Sort through the entries below and pull out lines containing the word "мероприятий".

◆ ◆ ◆ ◆ ◆ ◆ ◆

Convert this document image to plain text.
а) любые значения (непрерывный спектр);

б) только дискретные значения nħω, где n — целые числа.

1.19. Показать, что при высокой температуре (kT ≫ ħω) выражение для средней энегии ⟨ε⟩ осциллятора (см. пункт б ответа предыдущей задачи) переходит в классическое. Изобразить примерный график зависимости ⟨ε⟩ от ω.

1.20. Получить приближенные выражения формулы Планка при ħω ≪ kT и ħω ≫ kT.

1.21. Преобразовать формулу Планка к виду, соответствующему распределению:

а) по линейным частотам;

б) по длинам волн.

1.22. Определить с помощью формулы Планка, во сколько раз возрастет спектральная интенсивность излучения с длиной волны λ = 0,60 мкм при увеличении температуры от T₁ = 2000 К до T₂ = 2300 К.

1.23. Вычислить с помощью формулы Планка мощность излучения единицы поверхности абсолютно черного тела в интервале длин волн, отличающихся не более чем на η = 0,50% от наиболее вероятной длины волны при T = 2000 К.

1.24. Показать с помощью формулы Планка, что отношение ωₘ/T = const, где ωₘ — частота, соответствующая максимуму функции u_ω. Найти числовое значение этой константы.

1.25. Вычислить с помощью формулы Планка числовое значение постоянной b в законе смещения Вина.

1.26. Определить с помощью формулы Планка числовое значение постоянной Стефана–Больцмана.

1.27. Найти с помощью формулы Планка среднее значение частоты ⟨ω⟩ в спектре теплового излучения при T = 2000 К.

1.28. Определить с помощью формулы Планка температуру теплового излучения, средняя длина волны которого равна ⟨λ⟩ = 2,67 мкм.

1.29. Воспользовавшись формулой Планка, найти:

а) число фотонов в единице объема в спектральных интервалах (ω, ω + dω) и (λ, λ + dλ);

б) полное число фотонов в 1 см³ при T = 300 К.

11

◆ ◆ ◆ ◆ ◆ ◆ ◆

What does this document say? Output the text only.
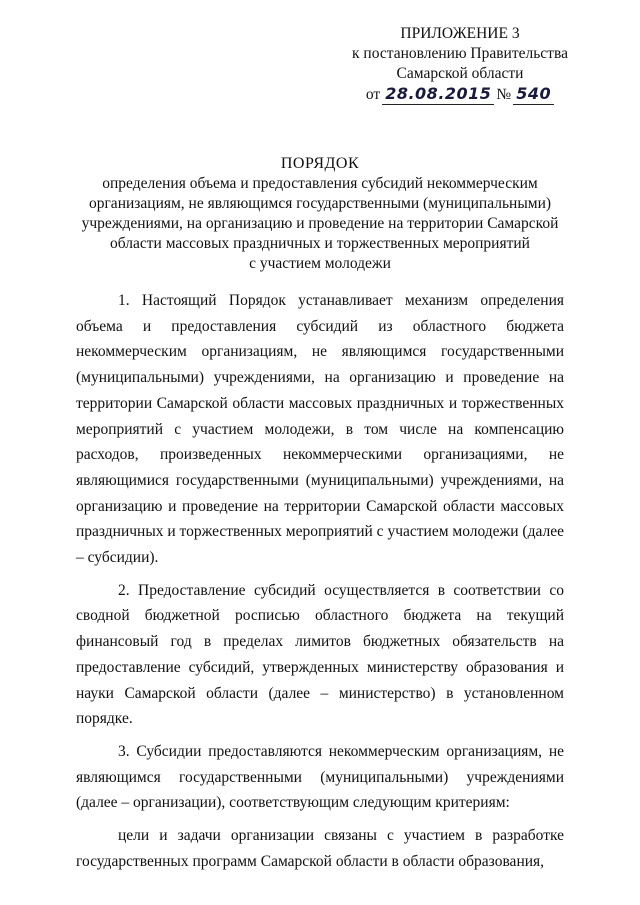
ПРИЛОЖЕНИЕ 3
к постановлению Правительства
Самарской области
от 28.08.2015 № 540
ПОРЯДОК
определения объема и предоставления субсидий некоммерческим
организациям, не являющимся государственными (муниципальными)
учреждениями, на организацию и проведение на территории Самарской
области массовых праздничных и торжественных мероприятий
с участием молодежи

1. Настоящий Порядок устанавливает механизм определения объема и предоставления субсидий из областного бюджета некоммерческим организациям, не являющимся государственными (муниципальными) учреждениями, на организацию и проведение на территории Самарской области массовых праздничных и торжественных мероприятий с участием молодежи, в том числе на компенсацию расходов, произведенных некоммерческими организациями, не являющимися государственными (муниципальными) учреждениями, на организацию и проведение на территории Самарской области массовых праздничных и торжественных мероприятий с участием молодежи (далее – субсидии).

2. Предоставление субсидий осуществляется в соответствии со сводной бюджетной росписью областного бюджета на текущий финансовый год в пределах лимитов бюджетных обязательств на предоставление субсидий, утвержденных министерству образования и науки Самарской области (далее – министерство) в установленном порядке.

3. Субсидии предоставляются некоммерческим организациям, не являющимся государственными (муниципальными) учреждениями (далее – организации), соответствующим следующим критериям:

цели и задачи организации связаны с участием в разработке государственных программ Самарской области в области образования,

◆ ◆ ◆ ◆ ◆ ◆ ◆

RESULT FOR THIS EXERCISE:
области массовых праздничных и торжественных мероприятий
1. Настоящий Порядок устанавливает механизм определения объема и предоставления субсидий из областного бюджета некоммерческим организациям, не являющимся государственными (муниципальными) учреждениями, на организацию и проведение на территории Самарской области массовых праздничных и торжественных мероприятий с участием молодежи, в том числе на компенсацию расходов, произведенных некоммерческими организациями, не являющимися государственными (муниципальными) учреждениями, на организацию и проведение на территории Самарской области массовых праздничных и торжественных мероприятий с участием молодежи (далее – субсидии).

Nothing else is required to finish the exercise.